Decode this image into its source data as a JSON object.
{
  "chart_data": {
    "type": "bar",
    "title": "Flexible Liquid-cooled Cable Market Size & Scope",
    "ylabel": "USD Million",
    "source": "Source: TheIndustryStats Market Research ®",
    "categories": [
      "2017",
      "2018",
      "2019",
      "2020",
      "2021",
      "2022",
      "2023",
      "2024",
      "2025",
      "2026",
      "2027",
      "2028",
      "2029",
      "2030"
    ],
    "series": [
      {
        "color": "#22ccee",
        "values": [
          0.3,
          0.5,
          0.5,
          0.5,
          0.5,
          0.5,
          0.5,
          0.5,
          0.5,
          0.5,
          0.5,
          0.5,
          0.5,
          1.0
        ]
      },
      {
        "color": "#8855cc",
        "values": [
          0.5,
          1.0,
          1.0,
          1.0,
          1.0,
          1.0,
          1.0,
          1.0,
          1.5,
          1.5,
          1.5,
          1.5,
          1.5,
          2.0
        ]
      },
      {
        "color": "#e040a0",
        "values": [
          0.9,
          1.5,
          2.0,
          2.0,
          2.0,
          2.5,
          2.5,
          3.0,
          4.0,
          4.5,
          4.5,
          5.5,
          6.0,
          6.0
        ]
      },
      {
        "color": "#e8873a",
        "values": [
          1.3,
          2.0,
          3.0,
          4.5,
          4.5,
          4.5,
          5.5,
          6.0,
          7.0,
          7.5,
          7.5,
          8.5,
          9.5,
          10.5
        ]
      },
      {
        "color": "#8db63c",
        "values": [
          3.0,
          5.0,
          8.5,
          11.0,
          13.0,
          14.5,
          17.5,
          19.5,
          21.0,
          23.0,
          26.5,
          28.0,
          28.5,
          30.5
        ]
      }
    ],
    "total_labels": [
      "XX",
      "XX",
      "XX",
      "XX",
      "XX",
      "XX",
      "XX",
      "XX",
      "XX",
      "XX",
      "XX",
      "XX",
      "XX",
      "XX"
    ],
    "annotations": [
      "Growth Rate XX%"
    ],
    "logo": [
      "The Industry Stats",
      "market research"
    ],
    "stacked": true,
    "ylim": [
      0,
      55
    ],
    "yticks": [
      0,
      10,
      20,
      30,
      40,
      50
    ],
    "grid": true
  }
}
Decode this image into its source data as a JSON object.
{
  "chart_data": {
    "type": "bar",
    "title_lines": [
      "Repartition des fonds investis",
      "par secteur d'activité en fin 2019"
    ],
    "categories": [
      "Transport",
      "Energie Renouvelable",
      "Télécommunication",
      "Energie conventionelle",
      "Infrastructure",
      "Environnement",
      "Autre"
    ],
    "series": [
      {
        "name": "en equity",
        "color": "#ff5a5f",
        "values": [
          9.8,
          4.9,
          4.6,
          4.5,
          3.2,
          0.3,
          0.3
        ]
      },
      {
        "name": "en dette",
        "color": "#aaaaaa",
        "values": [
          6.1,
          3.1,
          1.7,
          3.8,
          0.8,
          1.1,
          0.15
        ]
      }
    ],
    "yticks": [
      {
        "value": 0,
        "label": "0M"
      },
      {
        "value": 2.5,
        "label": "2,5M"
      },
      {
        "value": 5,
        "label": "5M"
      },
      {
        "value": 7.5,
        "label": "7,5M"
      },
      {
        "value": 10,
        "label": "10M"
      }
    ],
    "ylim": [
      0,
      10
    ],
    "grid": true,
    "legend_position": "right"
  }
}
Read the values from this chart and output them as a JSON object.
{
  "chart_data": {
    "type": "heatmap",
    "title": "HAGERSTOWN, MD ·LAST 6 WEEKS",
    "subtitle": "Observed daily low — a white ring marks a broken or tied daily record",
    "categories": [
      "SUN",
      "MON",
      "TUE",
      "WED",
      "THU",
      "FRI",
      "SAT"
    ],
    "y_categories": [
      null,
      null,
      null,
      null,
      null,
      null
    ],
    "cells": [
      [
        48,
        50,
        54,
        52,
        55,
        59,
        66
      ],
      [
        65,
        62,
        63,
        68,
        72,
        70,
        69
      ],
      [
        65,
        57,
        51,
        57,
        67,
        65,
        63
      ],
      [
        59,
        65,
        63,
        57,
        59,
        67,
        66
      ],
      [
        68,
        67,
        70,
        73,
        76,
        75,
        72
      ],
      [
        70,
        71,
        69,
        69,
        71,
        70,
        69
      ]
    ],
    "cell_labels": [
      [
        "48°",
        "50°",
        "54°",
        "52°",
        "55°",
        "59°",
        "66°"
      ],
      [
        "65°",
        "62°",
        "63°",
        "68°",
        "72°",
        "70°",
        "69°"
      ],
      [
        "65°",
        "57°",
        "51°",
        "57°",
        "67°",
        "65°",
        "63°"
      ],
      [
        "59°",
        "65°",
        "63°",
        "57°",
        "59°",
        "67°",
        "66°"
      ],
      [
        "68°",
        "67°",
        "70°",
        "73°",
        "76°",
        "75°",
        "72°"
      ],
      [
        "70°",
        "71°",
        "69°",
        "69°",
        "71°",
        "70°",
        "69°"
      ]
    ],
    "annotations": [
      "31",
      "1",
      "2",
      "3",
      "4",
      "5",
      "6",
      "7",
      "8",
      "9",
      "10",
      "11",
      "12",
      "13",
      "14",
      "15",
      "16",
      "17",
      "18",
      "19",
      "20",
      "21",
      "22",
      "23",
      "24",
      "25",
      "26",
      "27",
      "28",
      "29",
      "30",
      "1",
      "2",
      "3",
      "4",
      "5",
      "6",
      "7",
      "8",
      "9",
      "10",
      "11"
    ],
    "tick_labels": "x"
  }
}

****************

> [STATED TASK]:
Please set down the whole listing above without altering a single line.

> [FINISHED EXERCISE]:
Decode this image into its source data as a JSON object.
{
  "chart_data": {
    "type": "bar",
    "title": "Flexible Liquid-cooled Cable Market Size & Scope",
    "ylabel": "USD Million",
    "source": "Source: TheIndustryStats Market Research ®",
    "categories": [
      "2017",
      "2018",
      "2019",
      "2020",
      "2021",
      "2022",
      "2023",
      "2024",
      "2025",
      "2026",
      "2027",
      "2028",
      "2029",
      "2030"
    ],
    "series": [
      {
        "color": "#22ccee",
        "values": [
          0.3,
          0.5,
          0.5,
          0.5,
          0.5,
          0.5,
          0.5,
          0.5,
          0.5,
          0.5,
          0.5,
          0.5,
          0.5,
          1.0
        ]
      },
      {
        "color": "#8855cc",
        "values": [
          0.5,
          1.0,
          1.0,
          1.0,
          1.0,
          1.0,
          1.0,
          1.0,
          1.5,
          1.5,
          1.5,
          1.5,
          1.5,
          2.0
        ]
      },
      {
        "color": "#e040a0",
        "values": [
          0.9,
          1.5,
          2.0,
          2.0,
          2.0,
          2.5,
          2.5,
          3.0,
          4.0,
          4.5,
          4.5,
          5.5,
          6.0,
          6.0
        ]
      },
      {
        "color": "#e8873a",
        "values": [
          1.3,
          2.0,
          3.0,
          4.5,
          4.5,
          4.5,
          5.5,
          6.0,
          7.0,
          7.5,
          7.5,
          8.5,
          9.5,
          10.5
        ]
      },
      {
        "color": "#8db63c",
        "values": [
          3.0,
          5.0,
          8.5,
          11.0,
          13.0,
          14.5,
          17.5,
          19.5,
          21.0,
          23.0,
          26.5,
          28.0,
          28.5,
          30.5
        ]
      }
    ],
    "total_labels": [
      "XX",
      "XX",
      "XX",
      "XX",
      "XX",
      "XX",
      "XX",
      "XX",
      "XX",
      "XX",
      "XX",
      "XX",
      "XX",
      "XX"
    ],
    "annotations": [
      "Growth Rate XX%"
    ],
    "logo": [
      "The Industry Stats",
      "market research"
    ],
    "stacked": true,
    "ylim": [
      0,
      55
    ],
    "yticks": [
      0,
      10,
      20,
      30,
      40,
      50
    ],
    "grid": true
  }
}
Decode this image into its source data as a JSON object.
{
  "chart_data": {
    "type": "bar",
    "title_lines": [
      "Repartition des fonds investis",
      "par secteur d'activité en fin 2019"
    ],
    "categories": [
      "Transport",
      "Energie Renouvelable",
      "Télécommunication",
      "Energie conventionelle",
      "Infrastructure",
      "Environnement",
      "Autre"
    ],
    "series": [
      {
        "name": "en equity",
        "color": "#ff5a5f",
        "values": [
          9.8,
          4.9,
          4.6,
          4.5,
          3.2,
          0.3,
          0.3
        ]
      },
      {
        "name": "en dette",
        "color": "#aaaaaa",
        "values": [
          6.1,
          3.1,
          1.7,
          3.8,
          0.8,
          1.1,
          0.15
        ]
      }
    ],
    "yticks": [
      {
        "value": 0,
        "label": "0M"
      },
      {
        "value": 2.5,
        "label": "2,5M"
      },
      {
        "value": 5,
        "label": "5M"
      },
      {
        "value": 7.5,
        "label": "7,5M"
      },
      {
        "value": 10,
        "label": "10M"
      }
    ],
    "ylim": [
      0,
      10
    ],
    "grid": true,
    "legend_position": "right"
  }
}
Read the values from this chart and output them as a JSON object.
{
  "chart_data": {
    "type": "heatmap",
    "title": "HAGERSTOWN, MD ·LAST 6 WEEKS",
    "subtitle": "Observed daily low — a white ring marks a broken or tied daily record",
    "categories": [
      "SUN",
      "MON",
      "TUE",
      "WED",
      "THU",
      "FRI",
      "SAT"
    ],
    "y_categories": [
      null,
      null,
      null,
      null,
      null,
      null
    ],
    "cells": [
      [
        48,
        50,
        54,
        52,
        55,
        59,
        66
      ],
      [
        65,
        62,
        63,
        68,
        72,
        70,
        69
      ],
      [
        65,
        57,
        51,
        57,
        67,
        65,
        63
      ],
      [
        59,
        65,
        63,
        57,
        59,
        67,
        66
      ],
      [
        68,
        67,
        70,
        73,
        76,
        75,
        72
      ],
      [
        70,
        71,
        69,
        69,
        71,
        70,
        69
      ]
    ],
    "cell_labels": [
      [
        "48°",
        "50°",
        "54°",
        "52°",
        "55°",
        "59°",
        "66°"
      ],
      [
        "65°",
        "62°",
        "63°",
        "68°",
        "72°",
        "70°",
        "69°"
      ],
      [
        "65°",
        "57°",
        "51°",
        "57°",
        "67°",
        "65°",
        "63°"
      ],
      [
        "59°",
        "65°",
        "63°",
        "57°",
        "59°",
        "67°",
        "66°"
      ],
      [
        "68°",
        "67°",
        "70°",
        "73°",
        "76°",
        "75°",
        "72°"
      ],
      [
        "70°",
        "71°",
        "69°",
        "69°",
        "71°",
        "70°",
        "69°"
      ]
    ],
    "annotations": [
      "31",
      "1",
      "2",
      "3",
      "4",
      "5",
      "6",
      "7",
      "8",
      "9",
      "10",
      "11",
      "12",
      "13",
      "14",
      "15",
      "16",
      "17",
      "18",
      "19",
      "20",
      "21",
      "22",
      "23",
      "24",
      "25",
      "26",
      "27",
      "28",
      "29",
      "30",
      "1",
      "2",
      "3",
      "4",
      "5",
      "6",
      "7",
      "8",
      "9",
      "10",
      "11"
    ],
    "tick_labels": "x"
  }
}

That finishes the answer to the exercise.